TASK INPUTS
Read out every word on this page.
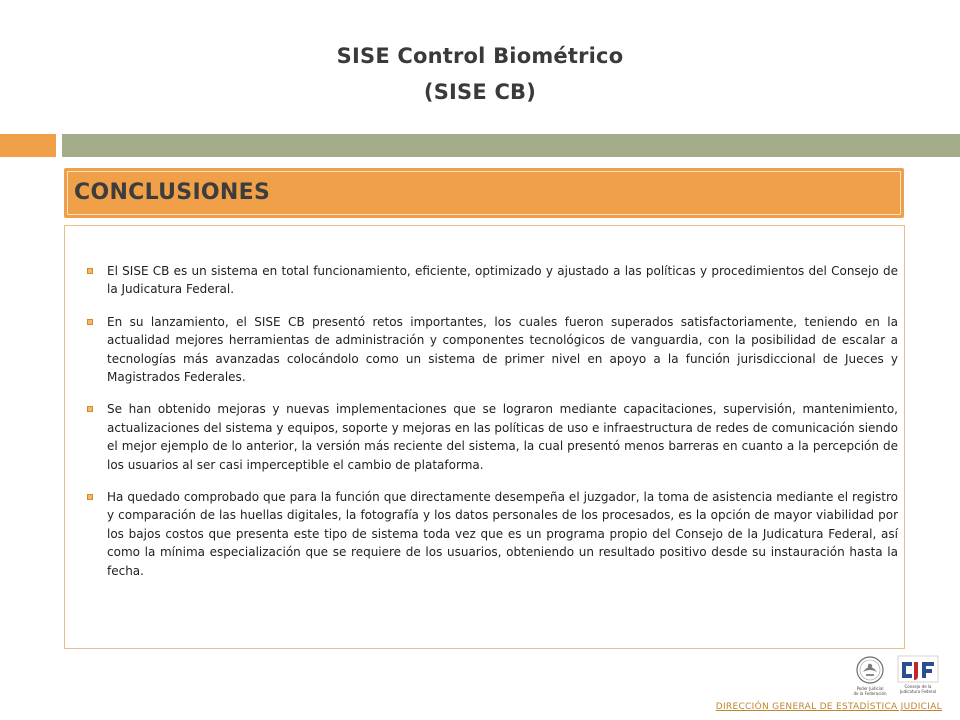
SISE Control Biométrico
(SISE CB)
CONCLUSIONES
El SISE CB es un sistema en total funcionamiento, eficiente, optimizado y ajustado a las políticas y procedimientos del Consejo de la Judicatura Federal.
En su lanzamiento, el SISE CB presentó retos importantes, los cuales fueron superados satisfactoriamente, teniendo en la actualidad mejores herramientas de administración y componentes tecnológicos de vanguardia, con la posibilidad de escalar a tecnologías más avanzadas colocándolo como un sistema de primer nivel en apoyo a la función jurisdiccional de Jueces y Magistrados Federales.
Se han obtenido mejoras y nuevas implementaciones que se lograron mediante capacitaciones, supervisión, mantenimiento, actualizaciones del sistema y equipos, soporte y mejoras en las políticas de uso e infraestructura de redes de comunicación siendo el mejor ejemplo de lo anterior, la versión más reciente del sistema, la cual presentó menos barreras en cuanto a la percepción de los usuarios al ser casi imperceptible el cambio de plataforma.
Ha quedado comprobado que para la función que directamente desempeña el juzgador, la toma de asistencia mediante el registro y comparación de las huellas digitales, la fotografía y los datos personales de los procesados, es la opción de mayor viabilidad por los bajos costos que presenta este tipo de sistema toda vez que es un programa propio del Consejo de la Judicatura Federal, así como la mínima especialización que se requiere de los usuarios, obteniendo un resultado positivo desde su instauración hasta la fecha.
Poder Judicial
de la Federación
Consejo de la Judicatura Federal
DIRECCIÓN GENERAL DE ESTADÍSTICA JUDICIAL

TASK
Write the material out again exactly as it appears, dropping the pictures.

FULL SOLUTION
Read out every word on this page.
SISE Control Biométrico
(SISE CB)
CONCLUSIONES
El SISE CB es un sistema en total funcionamiento, eficiente, optimizado y ajustado a las políticas y procedimientos del Consejo de la Judicatura Federal.
En su lanzamiento, el SISE CB presentó retos importantes, los cuales fueron superados satisfactoriamente, teniendo en la actualidad mejores herramientas de administración y componentes tecnológicos de vanguardia, con la posibilidad de escalar a tecnologías más avanzadas colocándolo como un sistema de primer nivel en apoyo a la función jurisdiccional de Jueces y Magistrados Federales.
Se han obtenido mejoras y nuevas implementaciones que se lograron mediante capacitaciones, supervisión, mantenimiento, actualizaciones del sistema y equipos, soporte y mejoras en las políticas de uso e infraestructura de redes de comunicación siendo el mejor ejemplo de lo anterior, la versión más reciente del sistema, la cual presentó menos barreras en cuanto a la percepción de los usuarios al ser casi imperceptible el cambio de plataforma.
Ha quedado comprobado que para la función que directamente desempeña el juzgador, la toma de asistencia mediante el registro y comparación de las huellas digitales, la fotografía y los datos personales de los procesados, es la opción de mayor viabilidad por los bajos costos que presenta este tipo de sistema toda vez que es un programa propio del Consejo de la Judicatura Federal, así como la mínima especialización que se requiere de los usuarios, obteniendo un resultado positivo desde su instauración hasta la fecha.
Poder Judicial
de la Federación
Consejo de la Judicatura Federal
DIRECCIÓN GENERAL DE ESTADÍSTICA JUDICIAL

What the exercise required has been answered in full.